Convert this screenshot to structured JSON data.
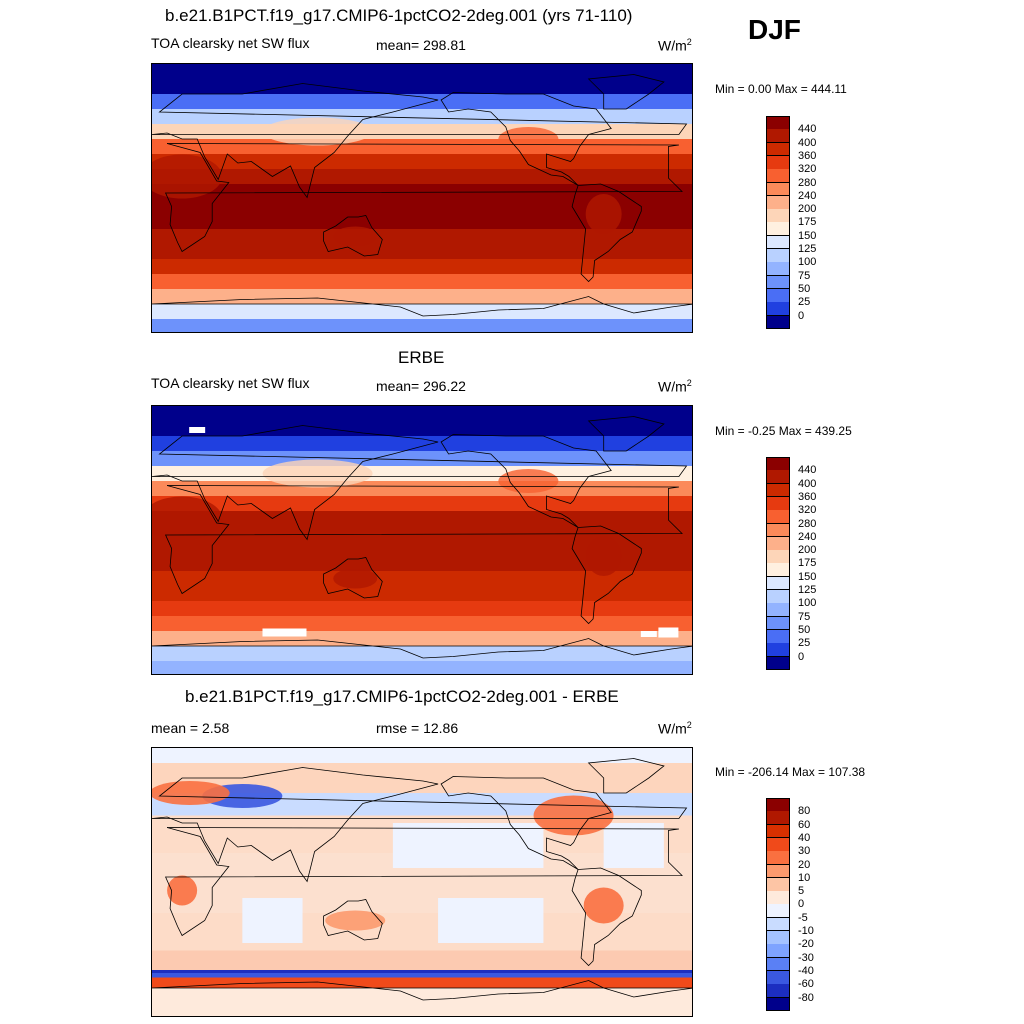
{
  "season": "DJF",
  "panels": [
    {
      "title": "b.e21.B1PCT.f19_g17.CMIP6-1pctCO2-2deg.001 (yrs 71-110)",
      "left_label": "TOA clearsky net SW flux",
      "center_label": "mean= 298.81",
      "units": "W/m",
      "units_sup": "2",
      "minmax": "Min =   0.00 Max = 444.11",
      "field": "model",
      "colorbar": {
        "labels": [
          "440",
          "400",
          "360",
          "320",
          "280",
          "240",
          "200",
          "175",
          "150",
          "125",
          "100",
          "75",
          "50",
          "25",
          "0"
        ],
        "colors": [
          "#8b0000",
          "#b01800",
          "#cc2a00",
          "#e63a10",
          "#f86030",
          "#fb8a5a",
          "#fdb08a",
          "#fdd5b8",
          "#fff0e0",
          "#dce8ff",
          "#b9d1ff",
          "#93b3ff",
          "#6d92fb",
          "#4a6ef5",
          "#2040e0",
          "#00008b"
        ]
      }
    },
    {
      "title": "ERBE",
      "left_label": "TOA clearsky net SW flux",
      "center_label": "mean= 296.22",
      "units": "W/m",
      "units_sup": "2",
      "minmax": "Min =  -0.25 Max = 439.25",
      "field": "obs",
      "colorbar": {
        "labels": [
          "440",
          "400",
          "360",
          "320",
          "280",
          "240",
          "200",
          "175",
          "150",
          "125",
          "100",
          "75",
          "50",
          "25",
          "0"
        ],
        "colors": [
          "#8b0000",
          "#b01800",
          "#cc2a00",
          "#e63a10",
          "#f86030",
          "#fb8a5a",
          "#fdb08a",
          "#fdd5b8",
          "#fff0e0",
          "#dce8ff",
          "#b9d1ff",
          "#93b3ff",
          "#6d92fb",
          "#4a6ef5",
          "#2040e0",
          "#00008b"
        ]
      }
    },
    {
      "title": "b.e21.B1PCT.f19_g17.CMIP6-1pctCO2-2deg.001 - ERBE",
      "left_label": "mean =   2.58",
      "center_label": "rmse =  12.86",
      "units": "W/m",
      "units_sup": "2",
      "minmax": "Min = -206.14 Max = 107.38",
      "field": "diff",
      "colorbar": {
        "labels": [
          "80",
          "60",
          "40",
          "30",
          "20",
          "10",
          "5",
          "0",
          "-5",
          "-10",
          "-20",
          "-30",
          "-40",
          "-60",
          "-80"
        ],
        "colors": [
          "#8b0000",
          "#b01800",
          "#d83000",
          "#f04a1a",
          "#fa7040",
          "#fc9a6e",
          "#fdc5a5",
          "#feeadc",
          "#eef3ff",
          "#c9dcff",
          "#a4c2ff",
          "#7ea3ff",
          "#5a80f5",
          "#3a58e0",
          "#1c2ec0",
          "#00008b"
        ]
      }
    }
  ]
}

GIVEN PROBLEM — Reproduce every line from the entries that holds the word "ERBE".

RESULT OF THIS EXERCISE —
      "title": "ERBE",
      "title": "b.e21.B1PCT.f19_g17.CMIP6-1pctCO2-2deg.001 - ERBE",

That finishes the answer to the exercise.